Exercise aim: Look through the records below, and copy out every line that holds the string "sinus".

>>>>>

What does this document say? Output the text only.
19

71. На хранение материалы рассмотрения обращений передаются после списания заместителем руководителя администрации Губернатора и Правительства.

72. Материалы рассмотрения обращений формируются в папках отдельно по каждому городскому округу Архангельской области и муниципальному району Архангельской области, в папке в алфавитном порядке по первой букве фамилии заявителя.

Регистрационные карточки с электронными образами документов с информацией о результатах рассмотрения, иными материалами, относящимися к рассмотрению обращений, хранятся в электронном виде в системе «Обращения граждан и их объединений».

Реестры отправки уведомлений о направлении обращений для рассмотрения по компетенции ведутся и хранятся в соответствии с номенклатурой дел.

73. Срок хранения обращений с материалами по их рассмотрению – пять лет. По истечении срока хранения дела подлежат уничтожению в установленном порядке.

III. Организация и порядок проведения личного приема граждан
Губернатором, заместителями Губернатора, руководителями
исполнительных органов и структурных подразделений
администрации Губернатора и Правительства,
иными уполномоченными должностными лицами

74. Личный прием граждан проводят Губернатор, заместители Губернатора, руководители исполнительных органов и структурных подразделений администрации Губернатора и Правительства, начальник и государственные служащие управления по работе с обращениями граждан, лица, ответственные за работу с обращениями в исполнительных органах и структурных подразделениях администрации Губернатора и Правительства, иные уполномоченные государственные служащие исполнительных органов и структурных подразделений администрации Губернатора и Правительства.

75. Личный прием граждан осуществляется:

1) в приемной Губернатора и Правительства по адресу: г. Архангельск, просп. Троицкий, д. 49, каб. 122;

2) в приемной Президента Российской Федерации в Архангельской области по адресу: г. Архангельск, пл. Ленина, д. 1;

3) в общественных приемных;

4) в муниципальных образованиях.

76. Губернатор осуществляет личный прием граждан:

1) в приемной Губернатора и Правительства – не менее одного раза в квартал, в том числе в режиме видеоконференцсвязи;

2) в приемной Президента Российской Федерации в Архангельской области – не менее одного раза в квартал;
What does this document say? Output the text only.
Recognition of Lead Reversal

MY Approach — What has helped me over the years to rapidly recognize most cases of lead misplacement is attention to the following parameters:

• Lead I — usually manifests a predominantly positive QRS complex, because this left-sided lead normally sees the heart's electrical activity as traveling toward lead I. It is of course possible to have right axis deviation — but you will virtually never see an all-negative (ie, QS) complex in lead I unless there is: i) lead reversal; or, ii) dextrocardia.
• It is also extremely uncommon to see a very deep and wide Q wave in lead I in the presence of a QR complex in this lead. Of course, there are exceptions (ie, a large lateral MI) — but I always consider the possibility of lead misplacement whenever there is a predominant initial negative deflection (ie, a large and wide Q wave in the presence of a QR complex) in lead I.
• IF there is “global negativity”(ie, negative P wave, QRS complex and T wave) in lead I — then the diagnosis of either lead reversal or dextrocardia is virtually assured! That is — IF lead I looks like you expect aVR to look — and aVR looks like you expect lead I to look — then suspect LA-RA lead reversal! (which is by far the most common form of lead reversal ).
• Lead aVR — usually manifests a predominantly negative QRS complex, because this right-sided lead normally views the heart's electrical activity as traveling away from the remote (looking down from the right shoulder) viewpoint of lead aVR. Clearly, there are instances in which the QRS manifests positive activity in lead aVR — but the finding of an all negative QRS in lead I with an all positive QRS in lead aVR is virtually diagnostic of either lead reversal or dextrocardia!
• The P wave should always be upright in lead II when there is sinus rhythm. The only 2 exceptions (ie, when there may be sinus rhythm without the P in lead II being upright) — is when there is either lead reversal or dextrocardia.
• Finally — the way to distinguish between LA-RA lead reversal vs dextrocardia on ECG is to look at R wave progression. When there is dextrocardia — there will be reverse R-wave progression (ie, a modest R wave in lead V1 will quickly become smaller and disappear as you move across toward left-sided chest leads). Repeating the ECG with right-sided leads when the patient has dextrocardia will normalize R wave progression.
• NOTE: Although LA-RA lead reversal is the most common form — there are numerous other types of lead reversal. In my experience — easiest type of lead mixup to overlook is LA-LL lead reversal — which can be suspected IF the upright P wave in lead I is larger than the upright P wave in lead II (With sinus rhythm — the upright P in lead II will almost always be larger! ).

<<<<<
>>>>>

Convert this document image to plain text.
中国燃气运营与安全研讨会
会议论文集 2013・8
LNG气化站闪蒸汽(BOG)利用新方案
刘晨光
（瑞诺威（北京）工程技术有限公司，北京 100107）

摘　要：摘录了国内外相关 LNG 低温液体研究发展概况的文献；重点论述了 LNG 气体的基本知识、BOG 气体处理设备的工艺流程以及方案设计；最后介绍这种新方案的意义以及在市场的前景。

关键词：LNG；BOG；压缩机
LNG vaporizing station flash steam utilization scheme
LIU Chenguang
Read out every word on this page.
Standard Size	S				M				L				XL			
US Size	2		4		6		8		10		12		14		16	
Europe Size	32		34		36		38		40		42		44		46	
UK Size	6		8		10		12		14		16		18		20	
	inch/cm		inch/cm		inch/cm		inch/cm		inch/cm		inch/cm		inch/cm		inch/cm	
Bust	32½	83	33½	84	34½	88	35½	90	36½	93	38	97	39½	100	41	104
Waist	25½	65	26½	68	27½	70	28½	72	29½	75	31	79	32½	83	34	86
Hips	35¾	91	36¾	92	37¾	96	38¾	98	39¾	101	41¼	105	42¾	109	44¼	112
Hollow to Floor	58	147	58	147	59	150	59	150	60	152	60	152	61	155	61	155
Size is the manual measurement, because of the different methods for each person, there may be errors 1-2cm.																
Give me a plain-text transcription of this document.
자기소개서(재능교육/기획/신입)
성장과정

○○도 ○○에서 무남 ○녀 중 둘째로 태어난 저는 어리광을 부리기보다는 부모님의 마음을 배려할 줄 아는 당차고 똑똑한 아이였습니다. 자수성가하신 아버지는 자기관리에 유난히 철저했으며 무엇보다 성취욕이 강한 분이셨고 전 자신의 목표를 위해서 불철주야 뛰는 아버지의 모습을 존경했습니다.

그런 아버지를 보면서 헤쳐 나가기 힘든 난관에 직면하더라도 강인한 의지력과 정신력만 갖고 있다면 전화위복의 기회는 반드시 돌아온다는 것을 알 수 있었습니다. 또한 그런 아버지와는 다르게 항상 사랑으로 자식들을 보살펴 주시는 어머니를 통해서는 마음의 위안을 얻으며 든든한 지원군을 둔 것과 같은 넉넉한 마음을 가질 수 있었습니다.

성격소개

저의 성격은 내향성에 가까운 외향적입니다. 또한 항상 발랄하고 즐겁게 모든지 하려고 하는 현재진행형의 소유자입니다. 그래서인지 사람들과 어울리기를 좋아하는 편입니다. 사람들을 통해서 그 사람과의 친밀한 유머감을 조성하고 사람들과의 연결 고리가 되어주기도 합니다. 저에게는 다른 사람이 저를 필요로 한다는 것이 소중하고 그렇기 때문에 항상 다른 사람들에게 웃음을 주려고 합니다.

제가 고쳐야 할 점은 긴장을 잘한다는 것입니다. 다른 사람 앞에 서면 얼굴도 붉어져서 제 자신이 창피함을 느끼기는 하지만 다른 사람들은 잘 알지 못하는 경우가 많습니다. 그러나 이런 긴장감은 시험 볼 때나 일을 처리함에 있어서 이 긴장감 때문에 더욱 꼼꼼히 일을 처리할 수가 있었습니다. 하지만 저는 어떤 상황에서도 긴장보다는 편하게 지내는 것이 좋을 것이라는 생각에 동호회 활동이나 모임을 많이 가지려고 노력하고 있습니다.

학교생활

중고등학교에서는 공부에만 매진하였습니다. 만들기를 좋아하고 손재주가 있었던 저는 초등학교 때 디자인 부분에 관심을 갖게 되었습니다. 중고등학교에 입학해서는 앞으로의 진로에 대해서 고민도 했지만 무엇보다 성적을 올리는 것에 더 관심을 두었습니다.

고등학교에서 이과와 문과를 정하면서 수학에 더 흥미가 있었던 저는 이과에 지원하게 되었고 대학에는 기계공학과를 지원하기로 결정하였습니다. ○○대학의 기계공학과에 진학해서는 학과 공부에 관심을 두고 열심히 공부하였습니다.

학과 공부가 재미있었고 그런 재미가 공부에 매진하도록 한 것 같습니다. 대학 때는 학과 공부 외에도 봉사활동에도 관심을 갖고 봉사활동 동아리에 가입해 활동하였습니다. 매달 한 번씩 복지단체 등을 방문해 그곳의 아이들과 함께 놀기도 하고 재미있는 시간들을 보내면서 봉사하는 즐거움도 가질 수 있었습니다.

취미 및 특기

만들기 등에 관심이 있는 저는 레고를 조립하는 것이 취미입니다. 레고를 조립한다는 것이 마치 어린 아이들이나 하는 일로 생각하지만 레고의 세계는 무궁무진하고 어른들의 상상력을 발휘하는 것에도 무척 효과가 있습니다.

<<<<<
>>>>>

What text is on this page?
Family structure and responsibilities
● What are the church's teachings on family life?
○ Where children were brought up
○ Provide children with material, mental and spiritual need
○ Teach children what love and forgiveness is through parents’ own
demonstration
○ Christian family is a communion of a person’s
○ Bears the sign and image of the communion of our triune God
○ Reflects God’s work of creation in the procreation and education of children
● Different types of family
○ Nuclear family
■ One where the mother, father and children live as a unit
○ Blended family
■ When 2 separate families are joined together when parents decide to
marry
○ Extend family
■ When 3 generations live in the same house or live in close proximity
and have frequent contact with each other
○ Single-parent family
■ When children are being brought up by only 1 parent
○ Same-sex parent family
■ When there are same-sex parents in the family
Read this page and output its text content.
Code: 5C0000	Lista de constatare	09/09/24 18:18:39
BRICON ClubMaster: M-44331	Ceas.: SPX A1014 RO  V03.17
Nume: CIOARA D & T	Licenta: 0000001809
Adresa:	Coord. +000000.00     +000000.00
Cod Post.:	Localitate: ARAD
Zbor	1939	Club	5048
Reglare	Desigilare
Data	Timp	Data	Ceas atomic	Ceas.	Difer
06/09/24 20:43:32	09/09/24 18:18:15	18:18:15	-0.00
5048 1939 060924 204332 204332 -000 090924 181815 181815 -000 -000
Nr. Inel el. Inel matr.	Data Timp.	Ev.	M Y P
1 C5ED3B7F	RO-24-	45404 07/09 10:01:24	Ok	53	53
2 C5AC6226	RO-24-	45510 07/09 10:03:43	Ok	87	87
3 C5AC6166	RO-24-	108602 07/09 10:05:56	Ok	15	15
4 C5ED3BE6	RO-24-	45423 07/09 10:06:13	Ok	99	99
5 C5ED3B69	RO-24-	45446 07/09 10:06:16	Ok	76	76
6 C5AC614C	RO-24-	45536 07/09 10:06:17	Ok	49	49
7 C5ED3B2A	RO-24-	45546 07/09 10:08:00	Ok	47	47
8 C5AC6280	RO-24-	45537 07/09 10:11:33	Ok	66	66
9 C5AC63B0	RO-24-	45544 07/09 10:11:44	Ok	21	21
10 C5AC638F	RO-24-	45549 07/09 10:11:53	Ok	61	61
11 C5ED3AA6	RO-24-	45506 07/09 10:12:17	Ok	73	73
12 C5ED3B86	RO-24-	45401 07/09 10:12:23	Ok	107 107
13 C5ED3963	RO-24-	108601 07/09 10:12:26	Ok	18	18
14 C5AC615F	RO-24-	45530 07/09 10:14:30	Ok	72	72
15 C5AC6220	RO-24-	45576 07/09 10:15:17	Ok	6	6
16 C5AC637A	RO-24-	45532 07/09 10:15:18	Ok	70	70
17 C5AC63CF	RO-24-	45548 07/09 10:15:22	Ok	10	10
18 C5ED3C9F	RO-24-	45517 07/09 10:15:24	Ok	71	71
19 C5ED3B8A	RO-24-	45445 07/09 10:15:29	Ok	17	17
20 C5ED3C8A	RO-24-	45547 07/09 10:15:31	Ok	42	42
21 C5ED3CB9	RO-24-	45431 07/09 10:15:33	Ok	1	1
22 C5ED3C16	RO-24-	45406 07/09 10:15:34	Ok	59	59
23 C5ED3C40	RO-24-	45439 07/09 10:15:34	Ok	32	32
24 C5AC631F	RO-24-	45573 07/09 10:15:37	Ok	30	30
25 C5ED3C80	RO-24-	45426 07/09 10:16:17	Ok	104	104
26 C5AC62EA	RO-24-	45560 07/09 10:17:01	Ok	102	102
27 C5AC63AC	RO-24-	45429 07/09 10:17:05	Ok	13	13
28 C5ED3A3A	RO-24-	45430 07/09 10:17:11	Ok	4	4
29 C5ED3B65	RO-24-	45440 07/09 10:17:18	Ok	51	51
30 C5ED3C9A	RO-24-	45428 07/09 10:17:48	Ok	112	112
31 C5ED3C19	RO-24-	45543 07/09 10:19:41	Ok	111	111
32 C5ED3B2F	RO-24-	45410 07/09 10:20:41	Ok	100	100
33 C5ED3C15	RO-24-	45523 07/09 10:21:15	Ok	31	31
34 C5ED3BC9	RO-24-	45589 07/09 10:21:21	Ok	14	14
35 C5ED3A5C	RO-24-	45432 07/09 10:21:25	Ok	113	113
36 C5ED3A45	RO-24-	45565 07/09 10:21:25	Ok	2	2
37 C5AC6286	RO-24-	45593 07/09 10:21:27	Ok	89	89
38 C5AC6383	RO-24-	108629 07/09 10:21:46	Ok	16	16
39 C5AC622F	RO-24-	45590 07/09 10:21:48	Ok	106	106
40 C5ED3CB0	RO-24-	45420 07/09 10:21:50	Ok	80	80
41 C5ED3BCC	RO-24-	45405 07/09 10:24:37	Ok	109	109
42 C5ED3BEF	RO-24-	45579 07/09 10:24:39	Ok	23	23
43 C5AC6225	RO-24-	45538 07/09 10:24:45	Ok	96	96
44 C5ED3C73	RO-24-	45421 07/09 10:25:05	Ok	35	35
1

<<<<<

Solution for this task:
• The P wave should always be upright in lead II when there is sinus rhythm. The only 2 exceptions (ie, when there may be sinus rhythm without the P in lead II being upright) — is when there is either lead reversal or dextrocardia.
• NOTE: Although LA-RA lead reversal is the most common form — there are numerous other types of lead reversal. In my experience — easiest type of lead mixup to overlook is LA-LL lead reversal — which can be suspected IF the upright P wave in lead I is larger than the upright P wave in lead II (With sinus rhythm — the upright P in lead II will almost always be larger! ).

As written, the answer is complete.